Find each line holding the word "United" and give the total alone.
============
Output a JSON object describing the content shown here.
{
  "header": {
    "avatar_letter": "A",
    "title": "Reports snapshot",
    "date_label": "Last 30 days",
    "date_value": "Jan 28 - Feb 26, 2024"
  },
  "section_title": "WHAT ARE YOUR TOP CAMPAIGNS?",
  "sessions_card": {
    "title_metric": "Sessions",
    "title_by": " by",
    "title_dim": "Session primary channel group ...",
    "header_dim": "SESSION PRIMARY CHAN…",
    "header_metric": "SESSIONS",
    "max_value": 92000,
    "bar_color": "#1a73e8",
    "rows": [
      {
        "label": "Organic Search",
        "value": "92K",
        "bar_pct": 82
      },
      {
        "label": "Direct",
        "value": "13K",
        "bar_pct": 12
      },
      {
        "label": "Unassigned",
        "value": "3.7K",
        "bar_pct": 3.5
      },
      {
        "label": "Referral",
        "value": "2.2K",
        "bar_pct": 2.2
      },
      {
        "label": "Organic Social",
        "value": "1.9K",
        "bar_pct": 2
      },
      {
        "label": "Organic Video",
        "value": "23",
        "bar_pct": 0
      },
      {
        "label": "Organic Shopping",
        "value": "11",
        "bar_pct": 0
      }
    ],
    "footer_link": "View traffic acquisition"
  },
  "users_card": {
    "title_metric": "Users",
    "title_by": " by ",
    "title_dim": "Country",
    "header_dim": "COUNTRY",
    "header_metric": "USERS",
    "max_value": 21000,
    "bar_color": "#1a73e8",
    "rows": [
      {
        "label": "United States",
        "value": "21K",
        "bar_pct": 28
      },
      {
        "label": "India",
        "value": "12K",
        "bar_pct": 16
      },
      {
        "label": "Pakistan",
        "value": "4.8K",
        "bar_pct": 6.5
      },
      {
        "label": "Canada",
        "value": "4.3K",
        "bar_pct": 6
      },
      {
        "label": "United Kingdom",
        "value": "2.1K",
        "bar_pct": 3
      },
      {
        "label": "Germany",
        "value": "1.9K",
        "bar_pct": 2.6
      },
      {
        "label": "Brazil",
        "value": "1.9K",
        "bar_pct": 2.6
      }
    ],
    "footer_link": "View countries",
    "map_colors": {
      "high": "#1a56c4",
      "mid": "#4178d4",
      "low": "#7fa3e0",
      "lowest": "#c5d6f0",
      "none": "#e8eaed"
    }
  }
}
============
Answer: 2